Recorded information ▸
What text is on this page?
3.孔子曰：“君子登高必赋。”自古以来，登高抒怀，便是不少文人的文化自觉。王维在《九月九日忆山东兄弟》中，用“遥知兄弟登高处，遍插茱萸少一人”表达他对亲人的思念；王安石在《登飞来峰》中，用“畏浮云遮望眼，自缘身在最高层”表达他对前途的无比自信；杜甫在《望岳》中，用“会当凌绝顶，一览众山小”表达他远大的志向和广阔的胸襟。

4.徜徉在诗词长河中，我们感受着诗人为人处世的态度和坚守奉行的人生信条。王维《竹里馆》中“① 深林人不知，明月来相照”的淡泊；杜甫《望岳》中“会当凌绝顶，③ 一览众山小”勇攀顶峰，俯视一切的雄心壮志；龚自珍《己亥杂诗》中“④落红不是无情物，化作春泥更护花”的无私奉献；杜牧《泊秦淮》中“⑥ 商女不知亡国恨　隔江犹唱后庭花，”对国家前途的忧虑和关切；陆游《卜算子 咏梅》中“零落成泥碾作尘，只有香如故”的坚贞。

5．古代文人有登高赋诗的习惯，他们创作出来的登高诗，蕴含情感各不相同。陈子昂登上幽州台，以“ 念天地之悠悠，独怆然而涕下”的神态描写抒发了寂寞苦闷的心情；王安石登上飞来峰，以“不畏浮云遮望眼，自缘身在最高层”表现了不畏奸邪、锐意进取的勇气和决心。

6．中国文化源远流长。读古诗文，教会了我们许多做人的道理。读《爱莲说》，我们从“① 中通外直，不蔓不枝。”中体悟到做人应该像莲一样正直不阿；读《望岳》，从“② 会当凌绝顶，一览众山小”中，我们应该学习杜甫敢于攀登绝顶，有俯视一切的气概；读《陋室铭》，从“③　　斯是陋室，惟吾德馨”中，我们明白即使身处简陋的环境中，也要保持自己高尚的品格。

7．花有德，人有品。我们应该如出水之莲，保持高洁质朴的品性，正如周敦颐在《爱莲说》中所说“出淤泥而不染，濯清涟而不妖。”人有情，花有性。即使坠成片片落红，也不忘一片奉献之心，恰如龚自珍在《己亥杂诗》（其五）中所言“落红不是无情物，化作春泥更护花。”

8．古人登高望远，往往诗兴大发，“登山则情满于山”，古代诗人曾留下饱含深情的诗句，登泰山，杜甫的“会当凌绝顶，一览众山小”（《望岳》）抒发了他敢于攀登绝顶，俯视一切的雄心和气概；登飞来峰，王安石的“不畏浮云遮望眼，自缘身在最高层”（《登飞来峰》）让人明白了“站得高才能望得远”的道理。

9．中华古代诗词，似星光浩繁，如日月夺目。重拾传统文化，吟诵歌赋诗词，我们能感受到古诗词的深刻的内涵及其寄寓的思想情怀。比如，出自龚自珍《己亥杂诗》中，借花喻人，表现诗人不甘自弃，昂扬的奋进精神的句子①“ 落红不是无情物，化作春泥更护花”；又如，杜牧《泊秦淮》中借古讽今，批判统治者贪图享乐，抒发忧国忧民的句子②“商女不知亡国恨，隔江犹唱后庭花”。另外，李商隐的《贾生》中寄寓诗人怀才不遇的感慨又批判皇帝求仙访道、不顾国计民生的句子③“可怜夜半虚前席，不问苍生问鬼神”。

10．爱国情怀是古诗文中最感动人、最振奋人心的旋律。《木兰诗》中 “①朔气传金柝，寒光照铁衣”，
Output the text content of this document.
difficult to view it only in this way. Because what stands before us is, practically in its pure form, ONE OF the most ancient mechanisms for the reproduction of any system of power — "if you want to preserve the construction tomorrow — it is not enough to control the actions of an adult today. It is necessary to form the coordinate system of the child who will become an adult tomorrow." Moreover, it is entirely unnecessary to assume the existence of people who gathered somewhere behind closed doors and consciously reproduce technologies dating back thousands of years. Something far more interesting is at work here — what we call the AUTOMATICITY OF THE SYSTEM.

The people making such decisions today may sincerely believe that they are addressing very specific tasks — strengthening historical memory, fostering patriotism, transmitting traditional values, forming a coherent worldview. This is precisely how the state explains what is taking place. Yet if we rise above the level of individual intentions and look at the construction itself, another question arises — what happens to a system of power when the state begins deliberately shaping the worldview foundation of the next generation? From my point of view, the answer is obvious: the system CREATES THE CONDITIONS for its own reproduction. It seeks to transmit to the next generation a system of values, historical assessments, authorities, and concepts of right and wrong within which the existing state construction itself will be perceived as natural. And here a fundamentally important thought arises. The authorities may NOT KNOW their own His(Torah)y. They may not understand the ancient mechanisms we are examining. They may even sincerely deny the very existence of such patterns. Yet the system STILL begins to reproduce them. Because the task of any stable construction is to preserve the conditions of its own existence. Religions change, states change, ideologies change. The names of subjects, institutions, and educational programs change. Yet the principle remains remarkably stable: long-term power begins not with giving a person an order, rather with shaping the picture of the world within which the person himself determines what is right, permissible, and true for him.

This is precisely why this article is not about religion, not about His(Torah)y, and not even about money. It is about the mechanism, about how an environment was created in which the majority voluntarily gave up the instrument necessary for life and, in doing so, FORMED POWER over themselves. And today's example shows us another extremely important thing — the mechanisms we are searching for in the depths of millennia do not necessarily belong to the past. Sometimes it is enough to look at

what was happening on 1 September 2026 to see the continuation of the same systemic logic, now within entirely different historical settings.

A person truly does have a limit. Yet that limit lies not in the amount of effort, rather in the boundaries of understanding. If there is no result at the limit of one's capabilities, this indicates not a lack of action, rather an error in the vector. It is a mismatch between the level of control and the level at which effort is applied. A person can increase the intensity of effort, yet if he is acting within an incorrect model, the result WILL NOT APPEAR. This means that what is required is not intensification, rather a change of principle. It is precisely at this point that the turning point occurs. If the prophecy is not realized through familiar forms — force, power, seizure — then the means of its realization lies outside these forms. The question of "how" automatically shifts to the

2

Exercise requirements ▸
Go through the preceding material and copy each line that has the word "登飞来峰".

Final result ▸
3.孔子曰：“君子登高必赋。”自古以来，登高抒怀，便是不少文人的文化自觉。王维在《九月九日忆山东兄弟》中，用“遥知兄弟登高处，遍插茱萸少一人”表达他对亲人的思念；王安石在《登飞来峰》中，用“畏浮云遮望眼，自缘身在最高层”表达他对前途的无比自信；杜甫在《望岳》中，用“会当凌绝顶，一览众山小”表达他远大的志向和广阔的胸襟。
8．古人登高望远，往往诗兴大发，“登山则情满于山”，古代诗人曾留下饱含深情的诗句，登泰山，杜甫的“会当凌绝顶，一览众山小”（《望岳》）抒发了他敢于攀登绝顶，俯视一切的雄心和气概；登飞来峰，王安石的“不畏浮云遮望眼，自缘身在最高层”（《登飞来峰》）让人明白了“站得高才能望得远”的道理。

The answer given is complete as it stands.